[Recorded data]
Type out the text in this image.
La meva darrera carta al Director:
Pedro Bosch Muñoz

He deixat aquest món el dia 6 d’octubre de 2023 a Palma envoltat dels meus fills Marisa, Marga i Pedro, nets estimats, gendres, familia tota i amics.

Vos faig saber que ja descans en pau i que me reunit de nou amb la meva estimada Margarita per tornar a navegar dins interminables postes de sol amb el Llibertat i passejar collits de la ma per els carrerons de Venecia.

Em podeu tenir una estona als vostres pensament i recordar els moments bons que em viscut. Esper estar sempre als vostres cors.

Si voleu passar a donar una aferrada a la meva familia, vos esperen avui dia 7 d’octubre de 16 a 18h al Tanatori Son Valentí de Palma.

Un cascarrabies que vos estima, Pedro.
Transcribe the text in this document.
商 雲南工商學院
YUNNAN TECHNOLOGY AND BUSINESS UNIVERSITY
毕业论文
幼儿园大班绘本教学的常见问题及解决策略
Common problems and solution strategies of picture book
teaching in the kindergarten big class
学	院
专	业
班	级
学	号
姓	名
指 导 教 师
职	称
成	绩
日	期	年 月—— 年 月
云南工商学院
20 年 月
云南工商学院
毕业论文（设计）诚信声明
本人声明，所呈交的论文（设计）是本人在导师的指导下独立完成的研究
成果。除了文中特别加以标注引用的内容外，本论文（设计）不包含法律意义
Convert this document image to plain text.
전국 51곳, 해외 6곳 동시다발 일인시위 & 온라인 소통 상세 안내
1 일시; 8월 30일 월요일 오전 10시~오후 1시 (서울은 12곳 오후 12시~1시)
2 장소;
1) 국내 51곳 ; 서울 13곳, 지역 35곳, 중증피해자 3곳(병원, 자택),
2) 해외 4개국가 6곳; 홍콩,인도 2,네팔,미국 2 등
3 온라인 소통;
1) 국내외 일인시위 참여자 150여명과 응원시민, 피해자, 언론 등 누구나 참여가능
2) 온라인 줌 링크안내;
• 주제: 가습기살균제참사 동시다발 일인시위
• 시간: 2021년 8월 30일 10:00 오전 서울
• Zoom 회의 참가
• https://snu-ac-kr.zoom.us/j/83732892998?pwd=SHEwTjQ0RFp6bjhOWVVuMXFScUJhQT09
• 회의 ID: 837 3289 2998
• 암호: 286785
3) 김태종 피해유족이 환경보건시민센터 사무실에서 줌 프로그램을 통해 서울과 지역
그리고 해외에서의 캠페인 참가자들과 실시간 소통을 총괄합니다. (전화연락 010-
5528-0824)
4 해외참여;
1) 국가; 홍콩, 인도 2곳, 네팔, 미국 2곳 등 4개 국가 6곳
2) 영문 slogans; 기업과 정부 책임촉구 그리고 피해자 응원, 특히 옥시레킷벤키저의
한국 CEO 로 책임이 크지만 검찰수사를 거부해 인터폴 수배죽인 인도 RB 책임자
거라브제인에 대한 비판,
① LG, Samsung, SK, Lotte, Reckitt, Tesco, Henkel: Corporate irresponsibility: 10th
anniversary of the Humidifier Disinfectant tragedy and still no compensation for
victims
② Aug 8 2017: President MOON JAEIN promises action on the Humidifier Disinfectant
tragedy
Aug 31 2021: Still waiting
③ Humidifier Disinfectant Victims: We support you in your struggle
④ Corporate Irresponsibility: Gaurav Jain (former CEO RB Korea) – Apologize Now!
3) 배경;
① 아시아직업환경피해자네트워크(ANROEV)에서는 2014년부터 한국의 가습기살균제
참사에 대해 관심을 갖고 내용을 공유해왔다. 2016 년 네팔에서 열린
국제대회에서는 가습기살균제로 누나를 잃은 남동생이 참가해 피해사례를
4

### Stated problem
All of the data must be returned exactly.

### Full response
Type out the text in this image.
La meva darrera carta al Director:
Pedro Bosch Muñoz

He deixat aquest món el dia 6 d’octubre de 2023 a Palma envoltat dels meus fills Marisa, Marga i Pedro, nets estimats, gendres, familia tota i amics.

Vos faig saber que ja descans en pau i que me reunit de nou amb la meva estimada Margarita per tornar a navegar dins interminables postes de sol amb el Llibertat i passejar collits de la ma per els carrerons de Venecia.

Em podeu tenir una estona als vostres pensament i recordar els moments bons que em viscut. Esper estar sempre als vostres cors.

Si voleu passar a donar una aferrada a la meva familia, vos esperen avui dia 7 d’octubre de 16 a 18h al Tanatori Son Valentí de Palma.

Un cascarrabies que vos estima, Pedro.
Transcribe the text in this document.
商 雲南工商學院
YUNNAN TECHNOLOGY AND BUSINESS UNIVERSITY
毕业论文
幼儿园大班绘本教学的常见问题及解决策略
Common problems and solution strategies of picture book
teaching in the kindergarten big class
学	院
专	业
班	级
学	号
姓	名
指 导 教 师
职	称
成	绩
日	期	年 月—— 年 月
云南工商学院
20 年 月
云南工商学院
毕业论文（设计）诚信声明
本人声明，所呈交的论文（设计）是本人在导师的指导下独立完成的研究
成果。除了文中特别加以标注引用的内容外，本论文（设计）不包含法律意义
Convert this document image to plain text.
전국 51곳, 해외 6곳 동시다발 일인시위 & 온라인 소통 상세 안내
1 일시; 8월 30일 월요일 오전 10시~오후 1시 (서울은 12곳 오후 12시~1시)
2 장소;
1) 국내 51곳 ; 서울 13곳, 지역 35곳, 중증피해자 3곳(병원, 자택),
2) 해외 4개국가 6곳; 홍콩,인도 2,네팔,미국 2 등
3 온라인 소통;
1) 국내외 일인시위 참여자 150여명과 응원시민, 피해자, 언론 등 누구나 참여가능
2) 온라인 줌 링크안내;
• 주제: 가습기살균제참사 동시다발 일인시위
• 시간: 2021년 8월 30일 10:00 오전 서울
• Zoom 회의 참가
• https://snu-ac-kr.zoom.us/j/83732892998?pwd=SHEwTjQ0RFp6bjhOWVVuMXFScUJhQT09
• 회의 ID: 837 3289 2998
• 암호: 286785
3) 김태종 피해유족이 환경보건시민센터 사무실에서 줌 프로그램을 통해 서울과 지역
그리고 해외에서의 캠페인 참가자들과 실시간 소통을 총괄합니다. (전화연락 010-
5528-0824)
4 해외참여;
1) 국가; 홍콩, 인도 2곳, 네팔, 미국 2곳 등 4개 국가 6곳
2) 영문 slogans; 기업과 정부 책임촉구 그리고 피해자 응원, 특히 옥시레킷벤키저의
한국 CEO 로 책임이 크지만 검찰수사를 거부해 인터폴 수배죽인 인도 RB 책임자
거라브제인에 대한 비판,
① LG, Samsung, SK, Lotte, Reckitt, Tesco, Henkel: Corporate irresponsibility: 10th
anniversary of the Humidifier Disinfectant tragedy and still no compensation for
victims
② Aug 8 2017: President MOON JAEIN promises action on the Humidifier Disinfectant
tragedy
Aug 31 2021: Still waiting
③ Humidifier Disinfectant Victims: We support you in your struggle
④ Corporate Irresponsibility: Gaurav Jain (former CEO RB Korea) – Apologize Now!
3) 배경;
① 아시아직업환경피해자네트워크(ANROEV)에서는 2014년부터 한국의 가습기살균제
참사에 대해 관심을 갖고 내용을 공유해왔다. 2016 년 네팔에서 열린
국제대회에서는 가습기살균제로 누나를 잃은 남동생이 참가해 피해사례를
4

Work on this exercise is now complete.